What is required
Copy nothing but the text: repeat each entry exactly and drop the images.

Record extracts
-- begin --

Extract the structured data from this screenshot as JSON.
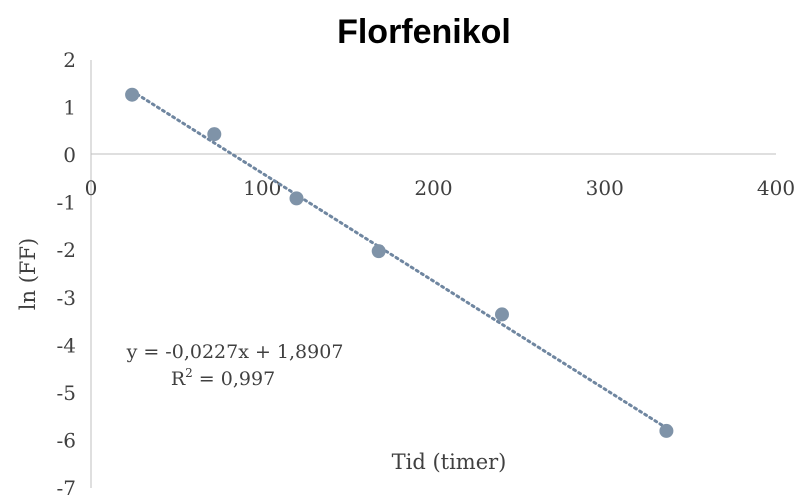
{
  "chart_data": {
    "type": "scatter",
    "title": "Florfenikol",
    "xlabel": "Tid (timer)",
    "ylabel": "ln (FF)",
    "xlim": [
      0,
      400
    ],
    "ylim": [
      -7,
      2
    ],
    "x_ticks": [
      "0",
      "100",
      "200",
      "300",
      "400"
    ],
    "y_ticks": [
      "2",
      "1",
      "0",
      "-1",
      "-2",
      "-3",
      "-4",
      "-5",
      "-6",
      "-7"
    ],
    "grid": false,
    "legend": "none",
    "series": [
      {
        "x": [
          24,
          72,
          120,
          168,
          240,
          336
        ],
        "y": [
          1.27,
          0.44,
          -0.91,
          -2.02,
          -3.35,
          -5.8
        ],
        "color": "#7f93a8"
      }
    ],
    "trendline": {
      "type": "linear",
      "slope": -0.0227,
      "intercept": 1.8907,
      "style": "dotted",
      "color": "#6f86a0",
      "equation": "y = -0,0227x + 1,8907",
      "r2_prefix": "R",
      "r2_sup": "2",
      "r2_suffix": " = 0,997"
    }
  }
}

-- end --

Solution for this task
Extract the structured data from this screenshot as JSON.
{
  "chart_data": {
    "type": "scatter",
    "title": "Florfenikol",
    "xlabel": "Tid (timer)",
    "ylabel": "ln (FF)",
    "xlim": [
      0,
      400
    ],
    "ylim": [
      -7,
      2
    ],
    "x_ticks": [
      "0",
      "100",
      "200",
      "300",
      "400"
    ],
    "y_ticks": [
      "2",
      "1",
      "0",
      "-1",
      "-2",
      "-3",
      "-4",
      "-5",
      "-6",
      "-7"
    ],
    "grid": false,
    "legend": "none",
    "series": [
      {
        "x": [
          24,
          72,
          120,
          168,
          240,
          336
        ],
        "y": [
          1.27,
          0.44,
          -0.91,
          -2.02,
          -3.35,
          -5.8
        ],
        "color": "#7f93a8"
      }
    ],
    "trendline": {
      "type": "linear",
      "slope": -0.0227,
      "intercept": 1.8907,
      "style": "dotted",
      "color": "#6f86a0",
      "equation": "y = -0,0227x + 1,8907",
      "r2_prefix": "R",
      "r2_sup": "2",
      "r2_suffix": " = 0,997"
    }
  }
}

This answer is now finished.